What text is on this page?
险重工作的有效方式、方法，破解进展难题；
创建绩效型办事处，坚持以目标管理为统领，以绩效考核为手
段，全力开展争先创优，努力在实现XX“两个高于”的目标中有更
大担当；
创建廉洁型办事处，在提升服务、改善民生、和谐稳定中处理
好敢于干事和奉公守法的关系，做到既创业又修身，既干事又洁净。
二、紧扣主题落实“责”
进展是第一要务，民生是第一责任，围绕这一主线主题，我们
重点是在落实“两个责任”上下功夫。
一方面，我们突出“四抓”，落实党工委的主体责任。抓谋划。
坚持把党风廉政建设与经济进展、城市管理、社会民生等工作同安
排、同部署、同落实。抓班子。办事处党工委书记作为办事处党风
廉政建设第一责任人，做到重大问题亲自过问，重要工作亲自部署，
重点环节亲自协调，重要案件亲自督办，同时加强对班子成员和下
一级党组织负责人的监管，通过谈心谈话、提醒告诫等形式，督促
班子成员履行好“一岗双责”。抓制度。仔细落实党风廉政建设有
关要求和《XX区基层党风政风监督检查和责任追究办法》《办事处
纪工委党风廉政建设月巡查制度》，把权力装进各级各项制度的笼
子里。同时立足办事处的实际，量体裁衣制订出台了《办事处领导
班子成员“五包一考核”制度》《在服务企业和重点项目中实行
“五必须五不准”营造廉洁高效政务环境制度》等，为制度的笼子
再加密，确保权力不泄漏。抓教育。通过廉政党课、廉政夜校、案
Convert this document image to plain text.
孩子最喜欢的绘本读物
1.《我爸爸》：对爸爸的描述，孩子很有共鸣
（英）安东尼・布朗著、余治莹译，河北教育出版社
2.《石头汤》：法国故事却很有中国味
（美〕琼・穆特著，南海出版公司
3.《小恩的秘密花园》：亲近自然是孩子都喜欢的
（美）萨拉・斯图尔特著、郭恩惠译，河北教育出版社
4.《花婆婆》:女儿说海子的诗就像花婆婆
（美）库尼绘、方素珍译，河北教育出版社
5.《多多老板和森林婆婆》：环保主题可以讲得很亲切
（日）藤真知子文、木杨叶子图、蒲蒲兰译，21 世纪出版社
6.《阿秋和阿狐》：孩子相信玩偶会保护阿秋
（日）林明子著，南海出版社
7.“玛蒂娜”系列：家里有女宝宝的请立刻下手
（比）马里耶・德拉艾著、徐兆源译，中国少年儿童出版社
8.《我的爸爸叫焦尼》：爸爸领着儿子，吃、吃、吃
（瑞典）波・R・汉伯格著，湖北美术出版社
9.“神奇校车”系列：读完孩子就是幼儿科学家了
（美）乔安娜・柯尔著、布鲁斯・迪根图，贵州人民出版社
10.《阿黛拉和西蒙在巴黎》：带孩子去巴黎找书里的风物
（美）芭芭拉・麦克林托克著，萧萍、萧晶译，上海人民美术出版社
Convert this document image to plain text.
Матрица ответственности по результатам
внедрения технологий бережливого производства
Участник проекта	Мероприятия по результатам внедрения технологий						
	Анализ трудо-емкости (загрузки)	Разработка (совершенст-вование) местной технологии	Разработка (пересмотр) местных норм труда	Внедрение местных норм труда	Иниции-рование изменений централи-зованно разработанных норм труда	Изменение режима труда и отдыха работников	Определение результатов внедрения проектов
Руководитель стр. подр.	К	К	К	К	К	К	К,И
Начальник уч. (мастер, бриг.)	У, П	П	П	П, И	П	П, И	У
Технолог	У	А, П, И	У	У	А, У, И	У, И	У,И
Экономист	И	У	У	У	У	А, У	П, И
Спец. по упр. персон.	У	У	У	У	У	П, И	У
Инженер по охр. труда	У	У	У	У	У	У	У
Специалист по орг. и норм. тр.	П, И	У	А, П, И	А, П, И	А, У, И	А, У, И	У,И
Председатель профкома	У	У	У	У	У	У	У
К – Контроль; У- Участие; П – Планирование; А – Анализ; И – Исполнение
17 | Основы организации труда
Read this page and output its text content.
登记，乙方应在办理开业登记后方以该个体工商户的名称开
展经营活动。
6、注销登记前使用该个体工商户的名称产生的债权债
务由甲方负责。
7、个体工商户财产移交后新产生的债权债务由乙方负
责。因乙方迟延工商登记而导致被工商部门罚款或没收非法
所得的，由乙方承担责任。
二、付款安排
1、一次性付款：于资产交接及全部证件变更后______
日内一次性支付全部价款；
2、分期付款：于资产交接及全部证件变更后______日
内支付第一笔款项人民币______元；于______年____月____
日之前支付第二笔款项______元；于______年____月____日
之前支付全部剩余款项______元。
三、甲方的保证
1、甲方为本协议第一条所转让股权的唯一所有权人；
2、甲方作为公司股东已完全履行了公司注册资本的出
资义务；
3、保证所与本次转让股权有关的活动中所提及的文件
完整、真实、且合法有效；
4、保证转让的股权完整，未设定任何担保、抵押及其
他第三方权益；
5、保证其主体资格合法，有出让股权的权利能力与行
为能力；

+ + + +

→ **BRIEF**:
Set out exactly the run of lines that begins at the line holding "Read this page and output its text content." and ends at the last line of the data.

→ **RESULT OF THIS TASK**:
Read this page and output its text content.
登记，乙方应在办理开业登记后方以该个体工商户的名称开
展经营活动。
6、注销登记前使用该个体工商户的名称产生的债权债
务由甲方负责。
7、个体工商户财产移交后新产生的债权债务由乙方负
责。因乙方迟延工商登记而导致被工商部门罚款或没收非法
所得的，由乙方承担责任。
二、付款安排
1、一次性付款：于资产交接及全部证件变更后______
日内一次性支付全部价款；
2、分期付款：于资产交接及全部证件变更后______日
内支付第一笔款项人民币______元；于______年____月____
日之前支付第二笔款项______元；于______年____月____日
之前支付全部剩余款项______元。
三、甲方的保证
1、甲方为本协议第一条所转让股权的唯一所有权人；
2、甲方作为公司股东已完全履行了公司注册资本的出
资义务；
3、保证所与本次转让股权有关的活动中所提及的文件
完整、真实、且合法有效；
4、保证转让的股权完整，未设定任何担保、抵押及其
他第三方权益；
5、保证其主体资格合法，有出让股权的权利能力与行
为能力；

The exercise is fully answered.